── PASSAGE PROVIDED ──

# W. HEKELNKAEMPER ATCHISON KANSAS PONY



## nhpharm (Jan 6, 2015)

Dug this surprise a few weeks ago here in Texas...embossed on the front "W. Hekelnkaemper/Atchison/Kan" and on the back "A. & D.H.C."  Layer was 1860's...maybe slightly into the 1870's.  It has got to have a fascinating story behind how it got from Kansas to Texas...we almost never find travelers like this, particularly in the early layers.  Anyone know how hard these are to find?


----------



## Bass Assassin (Jan 6, 2015)

Very nice find. No idea how it ended up there but back in those days anything was possible. Could have been shipped freght on a wagon or train. An individual may have brought it with from Kansas. Who knows. Congratulations on an a great bottle


----------



## nhpharm (Jan 6, 2015)

Thanks!


----------



## Plumbata (Jan 6, 2015)

Sweet find! I found a hutch from Texas here in Illinois last year, it's always fun to dig bottles far from home.


----------



## nhpharm (Jan 6, 2015)

It sure is!  Where in Texas was it from?


----------



## Plumbata (Jan 6, 2015)

───
── SOURCE EXCERPT ──

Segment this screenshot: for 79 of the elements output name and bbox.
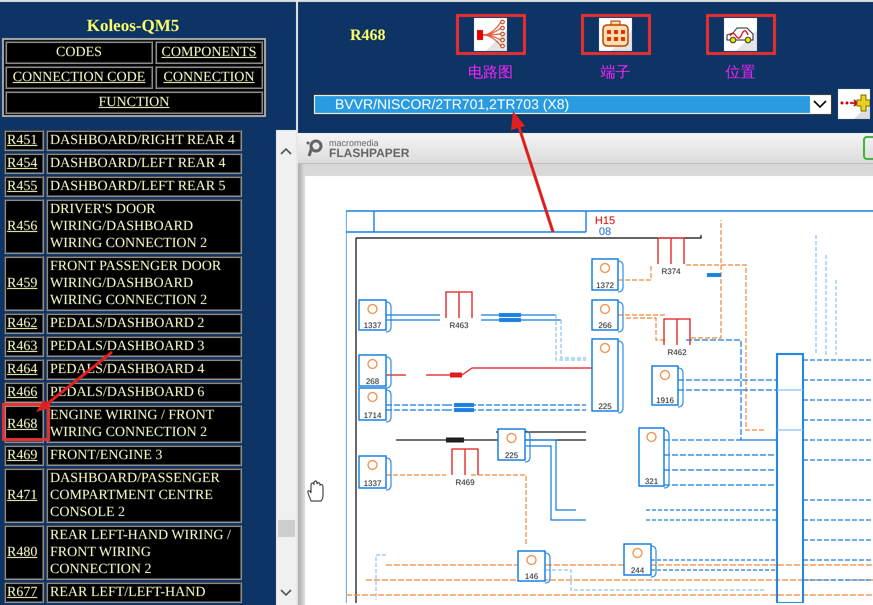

───

AIM OF THE TASK:
From the forum thread about the Hekelnkaemper bottle, copy the passage from "# W. HEKELNKAEMPER" to "Assassin (Jan 6, 2015)" word for word.

WRITTEN REPLY:
# W. HEKELNKAEMPER ATCHISON KANSAS PONY



## nhpharm (Jan 6, 2015)

Dug this surprise a few weeks ago here in Texas...embossed on the front "W. Hekelnkaemper/Atchison/Kan" and on the back "A. & D.H.C."  Layer was 1860's...maybe slightly into the 1870's.  It has got to have a fascinating story behind how it got from Kansas to Texas...we almost never find travelers like this, particularly in the early layers.  Anyone know how hard these are to find?


----------



## Bass Assassin (Jan 6, 2015)